- [WRITTEN EXERCISE]:
Scan the records below. List lines holding "knob".

- [THE DATA]:

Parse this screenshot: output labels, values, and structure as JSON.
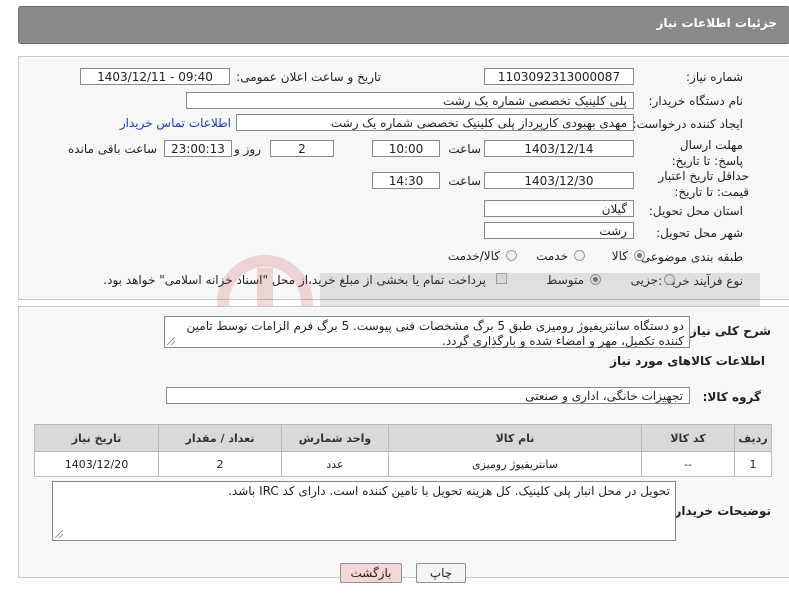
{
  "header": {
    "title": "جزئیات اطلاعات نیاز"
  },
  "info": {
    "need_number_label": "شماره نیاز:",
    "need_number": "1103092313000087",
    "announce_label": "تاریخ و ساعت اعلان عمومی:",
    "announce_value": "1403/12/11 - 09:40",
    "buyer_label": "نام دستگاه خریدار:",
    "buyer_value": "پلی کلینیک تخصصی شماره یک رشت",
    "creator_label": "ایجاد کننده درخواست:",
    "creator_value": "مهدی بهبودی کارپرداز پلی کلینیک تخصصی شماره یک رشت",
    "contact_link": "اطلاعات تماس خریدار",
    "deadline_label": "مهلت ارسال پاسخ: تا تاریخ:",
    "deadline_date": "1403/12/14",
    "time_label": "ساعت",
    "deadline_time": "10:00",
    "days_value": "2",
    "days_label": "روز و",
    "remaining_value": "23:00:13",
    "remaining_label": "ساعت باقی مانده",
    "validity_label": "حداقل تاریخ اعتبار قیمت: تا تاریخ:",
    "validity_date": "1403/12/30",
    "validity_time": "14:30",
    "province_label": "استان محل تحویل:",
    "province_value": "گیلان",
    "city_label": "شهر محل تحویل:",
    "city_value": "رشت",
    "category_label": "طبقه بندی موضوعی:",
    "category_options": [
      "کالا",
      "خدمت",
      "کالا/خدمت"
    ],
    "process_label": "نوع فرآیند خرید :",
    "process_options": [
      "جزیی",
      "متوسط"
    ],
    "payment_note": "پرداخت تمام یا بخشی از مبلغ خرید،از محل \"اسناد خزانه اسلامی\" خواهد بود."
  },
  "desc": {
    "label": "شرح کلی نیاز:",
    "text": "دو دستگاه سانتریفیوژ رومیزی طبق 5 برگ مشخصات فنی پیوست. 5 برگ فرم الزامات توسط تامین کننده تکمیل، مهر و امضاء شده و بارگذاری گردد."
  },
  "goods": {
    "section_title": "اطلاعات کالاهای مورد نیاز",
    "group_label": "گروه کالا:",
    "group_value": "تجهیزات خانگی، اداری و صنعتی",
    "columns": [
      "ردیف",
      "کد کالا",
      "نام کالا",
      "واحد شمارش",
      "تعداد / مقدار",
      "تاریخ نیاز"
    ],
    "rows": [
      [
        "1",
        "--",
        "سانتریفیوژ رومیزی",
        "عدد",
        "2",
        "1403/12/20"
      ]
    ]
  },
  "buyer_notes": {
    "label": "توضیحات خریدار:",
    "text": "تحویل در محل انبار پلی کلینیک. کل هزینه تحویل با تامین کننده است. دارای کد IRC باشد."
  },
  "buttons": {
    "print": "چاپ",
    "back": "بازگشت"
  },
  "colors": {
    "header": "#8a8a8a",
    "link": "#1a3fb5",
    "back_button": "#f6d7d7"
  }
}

==

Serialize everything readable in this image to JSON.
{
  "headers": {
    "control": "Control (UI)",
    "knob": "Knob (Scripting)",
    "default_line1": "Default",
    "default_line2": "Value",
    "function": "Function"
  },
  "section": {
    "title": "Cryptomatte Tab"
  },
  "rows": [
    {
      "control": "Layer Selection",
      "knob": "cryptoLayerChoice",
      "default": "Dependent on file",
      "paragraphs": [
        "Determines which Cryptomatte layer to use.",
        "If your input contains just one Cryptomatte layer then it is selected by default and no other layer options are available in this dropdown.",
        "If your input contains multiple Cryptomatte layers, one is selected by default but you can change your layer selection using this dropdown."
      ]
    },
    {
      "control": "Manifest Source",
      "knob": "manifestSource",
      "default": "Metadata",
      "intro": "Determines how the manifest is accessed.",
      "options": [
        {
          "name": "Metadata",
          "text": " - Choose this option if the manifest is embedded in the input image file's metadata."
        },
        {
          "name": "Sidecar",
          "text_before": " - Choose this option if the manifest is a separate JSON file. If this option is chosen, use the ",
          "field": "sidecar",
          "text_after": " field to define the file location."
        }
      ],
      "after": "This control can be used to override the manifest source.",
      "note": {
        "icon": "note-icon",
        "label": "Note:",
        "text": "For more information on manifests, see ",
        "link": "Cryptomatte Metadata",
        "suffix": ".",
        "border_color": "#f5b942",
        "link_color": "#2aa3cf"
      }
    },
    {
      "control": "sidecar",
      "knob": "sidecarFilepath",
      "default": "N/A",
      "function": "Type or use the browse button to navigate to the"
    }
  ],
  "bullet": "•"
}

- [FULL SOLUTION]:
    "knob": "Knob (Scripting)",
      "knob": "cryptoLayerChoice",
      "knob": "manifestSource",
      "knob": "sidecarFilepath",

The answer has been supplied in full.